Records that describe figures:
:::::

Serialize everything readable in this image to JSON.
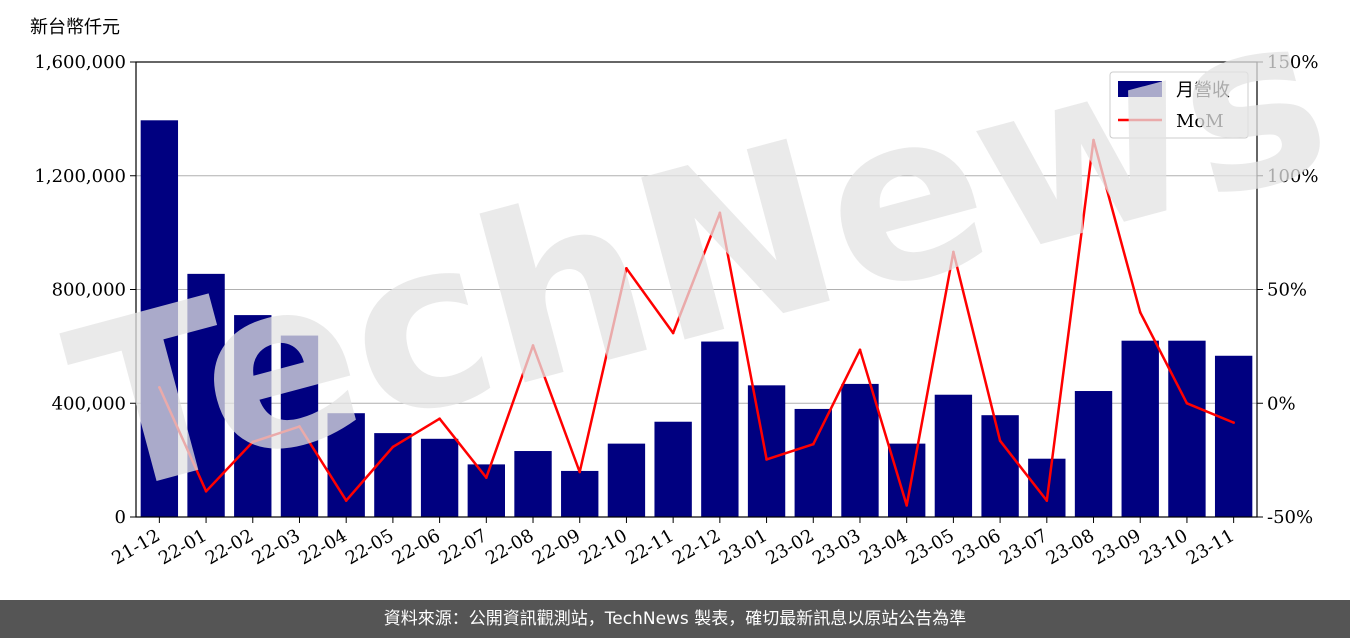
{
  "chart_data": {
    "type": "bar",
    "unit_label": "新台幣仟元",
    "categories": [
      "21-12",
      "22-01",
      "22-02",
      "22-03",
      "22-04",
      "22-05",
      "22-06",
      "22-07",
      "22-08",
      "22-09",
      "22-10",
      "22-11",
      "22-12",
      "23-01",
      "23-02",
      "23-03",
      "23-04",
      "23-05",
      "23-06",
      "23-07",
      "23-08",
      "23-09",
      "23-10",
      "23-11"
    ],
    "series": [
      {
        "name": "月營收",
        "kind": "bar",
        "axis": "left",
        "color": "#000080",
        "values": [
          1395000,
          855000,
          710000,
          638000,
          365000,
          295000,
          275000,
          185000,
          232000,
          162000,
          258000,
          335000,
          617000,
          463000,
          380000,
          468000,
          258000,
          430000,
          358000,
          205000,
          443000,
          620000,
          620000,
          567000
        ]
      },
      {
        "name": "MoM",
        "kind": "line",
        "axis": "right",
        "color": "#ff0000",
        "values": [
          7,
          -38.7,
          -17,
          -10.2,
          -42.8,
          -19.2,
          -6.8,
          -32.7,
          25.4,
          -30.2,
          59.3,
          30.9,
          83.7,
          -24.7,
          -18,
          23.5,
          -44.9,
          66.5,
          -16.5,
          -42.8,
          115.7,
          40,
          0,
          -8.5
        ]
      }
    ],
    "ylim_left": [
      0,
      1600000
    ],
    "yticks_left": [
      "0",
      "400,000",
      "800,000",
      "1,200,000",
      "1,600,000"
    ],
    "ylim_right": [
      -50,
      150
    ],
    "yticks_right": [
      "-50%",
      "0%",
      "50%",
      "100%",
      "150%"
    ],
    "grid": "horizontal",
    "legend_position": "top-right"
  },
  "watermark_text": "TechNews",
  "footer_text": "資料來源：公開資訊觀測站，TechNews 製表，確切最新訊息以原站公告為準"
}
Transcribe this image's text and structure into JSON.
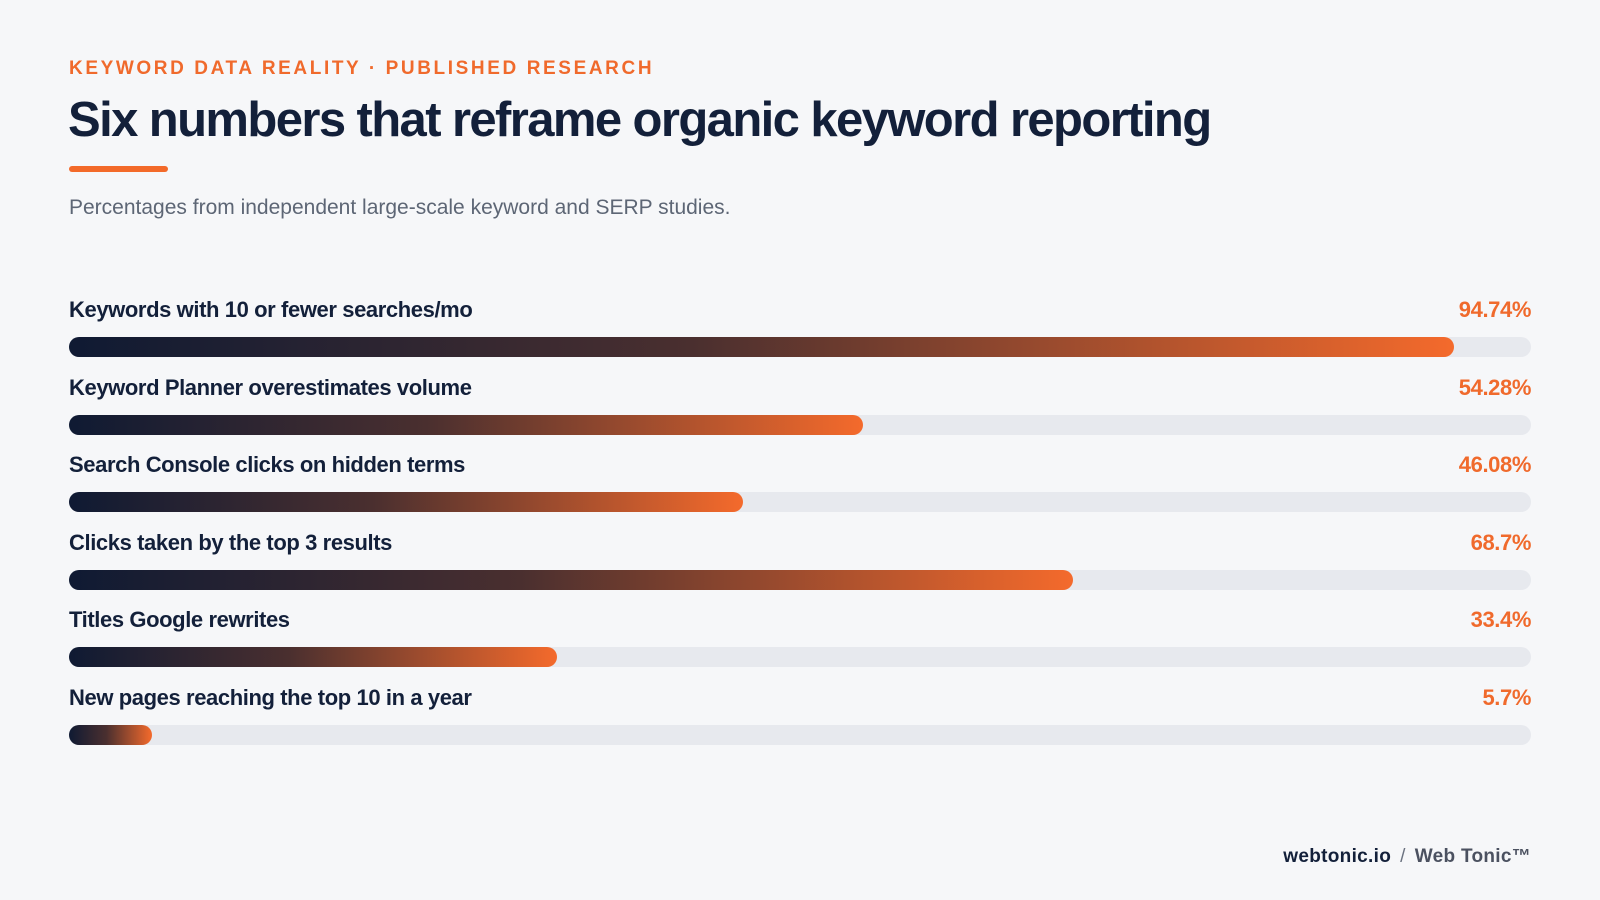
{
  "header": {
    "eyebrow": "KEYWORD DATA REALITY · PUBLISHED RESEARCH",
    "title": "Six numbers that reframe organic keyword reporting",
    "subtitle": "Percentages from independent large-scale keyword and SERP studies."
  },
  "colors": {
    "accent": "#f36a2a",
    "navy": "#13203a",
    "track": "#e7e9ee",
    "background": "#f6f7f9"
  },
  "chart_data": {
    "type": "bar",
    "orientation": "horizontal",
    "categories": [
      "Keywords with 10 or fewer searches/mo",
      "Keyword Planner overestimates volume",
      "Search Console clicks on hidden terms",
      "Clicks taken by the top 3 results",
      "Titles Google rewrites",
      "New pages reaching the top 10 in a year"
    ],
    "values": [
      94.74,
      54.28,
      46.08,
      68.7,
      33.4,
      5.7
    ],
    "value_labels": [
      "94.74%",
      "54.28%",
      "46.08%",
      "68.7%",
      "33.4%",
      "5.7%"
    ],
    "xlim": [
      0,
      100
    ],
    "grid": false,
    "legend": "none"
  },
  "footer": {
    "domain": "webtonic.io",
    "separator": "/",
    "brand": "Web Tonic™"
  }
}
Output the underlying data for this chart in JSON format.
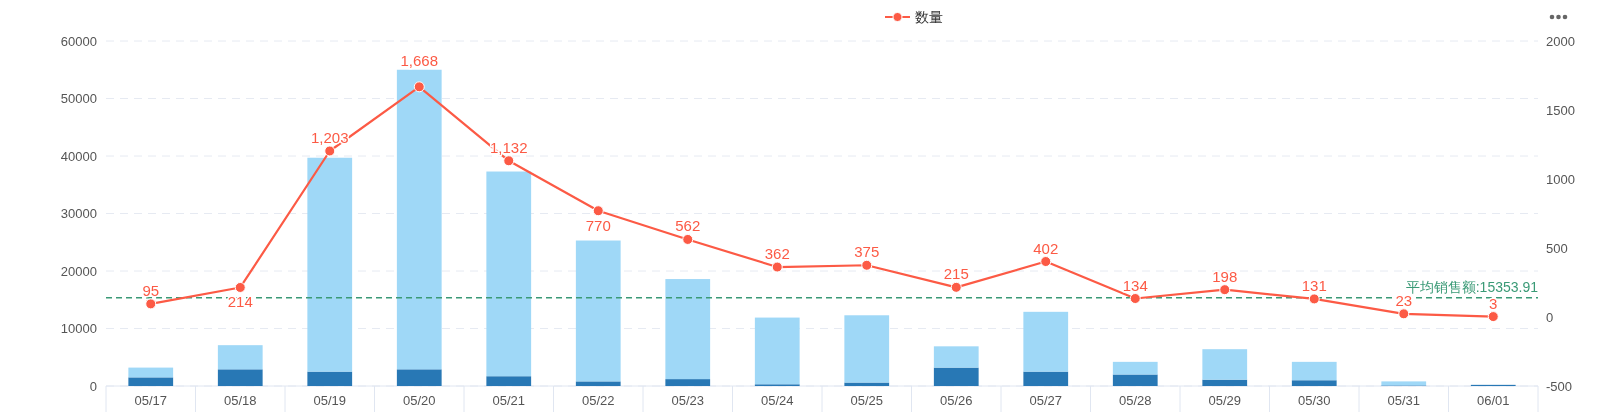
{
  "chart_data": {
    "type": "bar",
    "stacked": true,
    "categories": [
      "05/17",
      "05/18",
      "05/19",
      "05/20",
      "05/21",
      "05/22",
      "05/23",
      "05/24",
      "05/25",
      "05/26",
      "05/27",
      "05/28",
      "05/29",
      "05/30",
      "05/31",
      "06/01"
    ],
    "series": [
      {
        "color": "#2878b5",
        "values": [
          1500,
          2900,
          2500,
          2900,
          1700,
          800,
          1200,
          300,
          600,
          3200,
          2500,
          2000,
          1100,
          1000,
          100,
          200
        ]
      },
      {
        "color": "#9fd8f7",
        "values": [
          1700,
          4200,
          37200,
          52100,
          35600,
          24500,
          17400,
          11600,
          11700,
          3700,
          10400,
          2200,
          5300,
          3200,
          700,
          0
        ]
      },
      {
        "name": "数量",
        "type": "line",
        "axis": "y2",
        "color": "#fc5a45",
        "values": [
          95,
          214,
          1203,
          1668,
          1132,
          770,
          562,
          362,
          375,
          215,
          402,
          134,
          198,
          131,
          23,
          3
        ],
        "value_labels": [
          "95",
          "214",
          "1,203",
          "1,668",
          "1,132",
          "770",
          "562",
          "362",
          "375",
          "215",
          "402",
          "134",
          "198",
          "131",
          "23",
          "3"
        ]
      }
    ],
    "ylim": [
      0,
      60000
    ],
    "yticks": [
      0,
      10000,
      20000,
      30000,
      40000,
      50000,
      60000
    ],
    "y2lim": [
      -500,
      2000
    ],
    "y2ticks": [
      -500,
      0,
      500,
      1000,
      1500,
      2000
    ],
    "grid": "y",
    "legend": "top",
    "marker": "circle",
    "ref_lines": [
      {
        "axis": "y",
        "value": 15353.91,
        "label": "平均销售额:15353.91",
        "color": "#3a9a76",
        "line_style": "dashed"
      }
    ]
  }
}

:::::

The request
Output every entry word for word, but omit the pictures.

Task output
Serialize everything readable in this image to JSON.
{
  "chart_data": {
    "type": "bar",
    "unit_label": "新台幣仟元",
    "categories": [
      "21-12",
      "22-01",
      "22-02",
      "22-03",
      "22-04",
      "22-05",
      "22-06",
      "22-07",
      "22-08",
      "22-09",
      "22-10",
      "22-11",
      "22-12",
      "23-01",
      "23-02",
      "23-03",
      "23-04",
      "23-05",
      "23-06",
      "23-07",
      "23-08",
      "23-09",
      "23-10",
      "23-11"
    ],
    "series": [
      {
        "name": "月營收",
        "kind": "bar",
        "axis": "left",
        "color": "#000080",
        "values": [
          1395000,
          855000,
          710000,
          638000,
          365000,
          295000,
          275000,
          185000,
          232000,
          162000,
          258000,
          335000,
          617000,
          463000,
          380000,
          468000,
          258000,
          430000,
          358000,
          205000,
          443000,
          620000,
          620000,
          567000
        ]
      },
      {
        "name": "MoM",
        "kind": "line",
        "axis": "right",
        "color": "#ff0000",
        "values": [
          7,
          -38.7,
          -17,
          -10.2,
          -42.8,
          -19.2,
          -6.8,
          -32.7,
          25.4,
          -30.2,
          59.3,
          30.9,
          83.7,
          -24.7,
          -18,
          23.5,
          -44.9,
          66.5,
          -16.5,
          -42.8,
          115.7,
          40,
          0,
          -8.5
        ]
      }
    ],
    "ylim_left": [
      0,
      1600000
    ],
    "yticks_left": [
      "0",
      "400,000",
      "800,000",
      "1,200,000",
      "1,600,000"
    ],
    "ylim_right": [
      -50,
      150
    ],
    "yticks_right": [
      "-50%",
      "0%",
      "50%",
      "100%",
      "150%"
    ],
    "grid": "horizontal",
    "legend_position": "top-right"
  },
  "watermark_text": "TechNews",
  "footer_text": "資料來源：公開資訊觀測站，TechNews 製表，確切最新訊息以原站公告為準"
}
Transcribe this image's text and structure into JSON.
{
  "header": {
    "eyebrow": "KEYWORD DATA REALITY · PUBLISHED RESEARCH",
    "title": "Six numbers that reframe organic keyword reporting",
    "subtitle": "Percentages from independent large-scale keyword and SERP studies."
  },
  "colors": {
    "accent": "#f36a2a",
    "navy": "#13203a",
    "track": "#e7e9ee",
    "background": "#f6f7f9"
  },
  "chart_data": {
    "type": "bar",
    "orientation": "horizontal",
    "categories": [
      "Keywords with 10 or fewer searches/mo",
      "Keyword Planner overestimates volume",
      "Search Console clicks on hidden terms",
      "Clicks taken by the top 3 results",
      "Titles Google rewrites",
      "New pages reaching the top 10 in a year"
    ],
    "values": [
      94.74,
      54.28,
      46.08,
      68.7,
      33.4,
      5.7
    ],
    "value_labels": [
      "94.74%",
      "54.28%",
      "46.08%",
      "68.7%",
      "33.4%",
      "5.7%"
    ],
    "xlim": [
      0,
      100
    ],
    "grid": false,
    "legend": "none"
  },
  "footer": {
    "domain": "webtonic.io",
    "separator": "/",
    "brand": "Web Tonic™"
  }
}
Output the underlying data for this chart in JSON format.
{
  "chart_data": {
    "type": "bar",
    "stacked": true,
    "categories": [
      "05/17",
      "05/18",
      "05/19",
      "05/20",
      "05/21",
      "05/22",
      "05/23",
      "05/24",
      "05/25",
      "05/26",
      "05/27",
      "05/28",
      "05/29",
      "05/30",
      "05/31",
      "06/01"
    ],
    "series": [
      {
        "color": "#2878b5",
        "values": [
          1500,
          2900,
          2500,
          2900,
          1700,
          800,
          1200,
          300,
          600,
          3200,
          2500,
          2000,
          1100,
          1000,
          100,
          200
        ]
      },
      {
        "color": "#9fd8f7",
        "values": [
          1700,
          4200,
          37200,
          52100,
          35600,
          24500,
          17400,
          11600,
          11700,
          3700,
          10400,
          2200,
          5300,
          3200,
          700,
          0
        ]
      },
      {
        "name": "数量",
        "type": "line",
        "axis": "y2",
        "color": "#fc5a45",
        "values": [
          95,
          214,
          1203,
          1668,
          1132,
          770,
          562,
          362,
          375,
          215,
          402,
          134,
          198,
          131,
          23,
          3
        ],
        "value_labels": [
          "95",
          "214",
          "1,203",
          "1,668",
          "1,132",
          "770",
          "562",
          "362",
          "375",
          "215",
          "402",
          "134",
          "198",
          "131",
          "23",
          "3"
        ]
      }
    ],
    "ylim": [
      0,
      60000
    ],
    "yticks": [
      0,
      10000,
      20000,
      30000,
      40000,
      50000,
      60000
    ],
    "y2lim": [
      -500,
      2000
    ],
    "y2ticks": [
      -500,
      0,
      500,
      1000,
      1500,
      2000
    ],
    "grid": "y",
    "legend": "top",
    "marker": "circle",
    "ref_lines": [
      {
        "axis": "y",
        "value": 15353.91,
        "label": "平均销售额:15353.91",
        "color": "#3a9a76",
        "line_style": "dashed"
      }
    ]
  }
}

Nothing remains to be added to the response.